[Direction]
Pull out every line with the word "content" from the entries below.

■ ■ ■ ■ ■

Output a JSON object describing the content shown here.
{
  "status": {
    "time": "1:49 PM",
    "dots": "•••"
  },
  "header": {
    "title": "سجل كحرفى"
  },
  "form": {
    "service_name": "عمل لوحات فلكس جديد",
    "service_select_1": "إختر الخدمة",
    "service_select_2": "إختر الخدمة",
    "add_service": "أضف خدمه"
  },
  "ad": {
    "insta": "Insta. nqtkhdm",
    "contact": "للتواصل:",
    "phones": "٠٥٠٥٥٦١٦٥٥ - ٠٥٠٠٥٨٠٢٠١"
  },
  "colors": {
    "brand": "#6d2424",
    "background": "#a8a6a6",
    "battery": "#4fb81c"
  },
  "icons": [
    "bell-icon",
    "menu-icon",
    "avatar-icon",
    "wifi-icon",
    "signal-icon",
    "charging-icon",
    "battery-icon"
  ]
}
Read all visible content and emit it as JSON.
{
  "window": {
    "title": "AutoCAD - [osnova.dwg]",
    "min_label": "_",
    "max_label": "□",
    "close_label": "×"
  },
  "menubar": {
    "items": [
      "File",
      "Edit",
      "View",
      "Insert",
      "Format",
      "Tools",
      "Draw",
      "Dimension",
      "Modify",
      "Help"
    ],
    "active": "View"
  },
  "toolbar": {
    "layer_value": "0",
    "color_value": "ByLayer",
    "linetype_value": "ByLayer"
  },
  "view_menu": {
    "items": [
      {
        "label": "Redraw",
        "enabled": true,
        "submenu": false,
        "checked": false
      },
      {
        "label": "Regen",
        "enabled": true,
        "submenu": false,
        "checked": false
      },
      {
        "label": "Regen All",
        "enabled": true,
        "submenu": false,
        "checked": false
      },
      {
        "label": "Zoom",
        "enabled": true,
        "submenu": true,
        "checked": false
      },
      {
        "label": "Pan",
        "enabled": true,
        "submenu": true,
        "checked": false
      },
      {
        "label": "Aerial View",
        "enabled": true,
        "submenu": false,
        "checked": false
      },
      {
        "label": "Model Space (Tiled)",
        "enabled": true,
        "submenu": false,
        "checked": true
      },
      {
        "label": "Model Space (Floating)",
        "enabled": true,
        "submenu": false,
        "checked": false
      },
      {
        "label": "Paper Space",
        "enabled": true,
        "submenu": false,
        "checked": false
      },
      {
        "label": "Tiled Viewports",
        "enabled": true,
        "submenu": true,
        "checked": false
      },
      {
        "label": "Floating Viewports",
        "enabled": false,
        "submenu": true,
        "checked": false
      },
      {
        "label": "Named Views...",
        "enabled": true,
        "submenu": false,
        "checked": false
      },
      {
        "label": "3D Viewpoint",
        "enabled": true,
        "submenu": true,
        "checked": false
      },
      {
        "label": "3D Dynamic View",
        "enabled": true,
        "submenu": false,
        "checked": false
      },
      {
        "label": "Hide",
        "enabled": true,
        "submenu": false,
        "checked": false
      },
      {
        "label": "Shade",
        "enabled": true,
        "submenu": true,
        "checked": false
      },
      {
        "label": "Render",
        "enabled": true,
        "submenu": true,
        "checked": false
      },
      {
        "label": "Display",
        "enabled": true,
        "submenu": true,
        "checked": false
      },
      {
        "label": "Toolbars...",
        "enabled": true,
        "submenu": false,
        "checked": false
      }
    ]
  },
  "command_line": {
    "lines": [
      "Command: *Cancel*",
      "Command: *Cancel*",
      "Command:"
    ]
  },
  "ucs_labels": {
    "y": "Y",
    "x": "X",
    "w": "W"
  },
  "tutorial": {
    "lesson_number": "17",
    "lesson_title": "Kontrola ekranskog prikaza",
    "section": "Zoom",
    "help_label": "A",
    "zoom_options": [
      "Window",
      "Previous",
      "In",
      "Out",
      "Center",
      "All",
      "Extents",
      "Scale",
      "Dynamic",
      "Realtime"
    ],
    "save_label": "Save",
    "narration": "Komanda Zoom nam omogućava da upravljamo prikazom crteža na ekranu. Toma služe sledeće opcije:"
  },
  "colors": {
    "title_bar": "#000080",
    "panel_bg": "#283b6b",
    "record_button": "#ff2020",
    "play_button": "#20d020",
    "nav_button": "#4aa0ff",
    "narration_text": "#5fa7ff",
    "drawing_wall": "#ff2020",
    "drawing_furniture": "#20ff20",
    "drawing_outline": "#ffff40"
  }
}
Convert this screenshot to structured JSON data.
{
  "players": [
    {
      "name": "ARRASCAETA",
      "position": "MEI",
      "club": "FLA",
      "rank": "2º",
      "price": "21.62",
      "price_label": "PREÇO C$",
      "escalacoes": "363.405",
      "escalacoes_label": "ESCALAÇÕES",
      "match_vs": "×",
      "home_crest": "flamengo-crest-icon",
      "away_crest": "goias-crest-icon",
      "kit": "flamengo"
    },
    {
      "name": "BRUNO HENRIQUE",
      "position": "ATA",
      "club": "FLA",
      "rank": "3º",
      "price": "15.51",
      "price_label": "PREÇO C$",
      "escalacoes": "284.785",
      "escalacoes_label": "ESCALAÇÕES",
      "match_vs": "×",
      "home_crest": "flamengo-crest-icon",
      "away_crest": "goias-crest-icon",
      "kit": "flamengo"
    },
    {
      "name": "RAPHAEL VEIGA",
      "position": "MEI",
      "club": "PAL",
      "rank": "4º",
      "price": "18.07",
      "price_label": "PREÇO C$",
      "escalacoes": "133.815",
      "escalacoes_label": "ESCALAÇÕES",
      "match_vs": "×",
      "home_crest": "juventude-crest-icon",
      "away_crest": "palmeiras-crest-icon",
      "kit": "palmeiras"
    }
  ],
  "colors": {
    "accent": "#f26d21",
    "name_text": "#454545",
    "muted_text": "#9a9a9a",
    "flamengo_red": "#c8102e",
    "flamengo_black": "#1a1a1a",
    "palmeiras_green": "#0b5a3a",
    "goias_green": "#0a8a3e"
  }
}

■ ■ ■ ■ ■

[Solution below]
Output a JSON object describing the content shown here.
Read all visible content and emit it as JSON.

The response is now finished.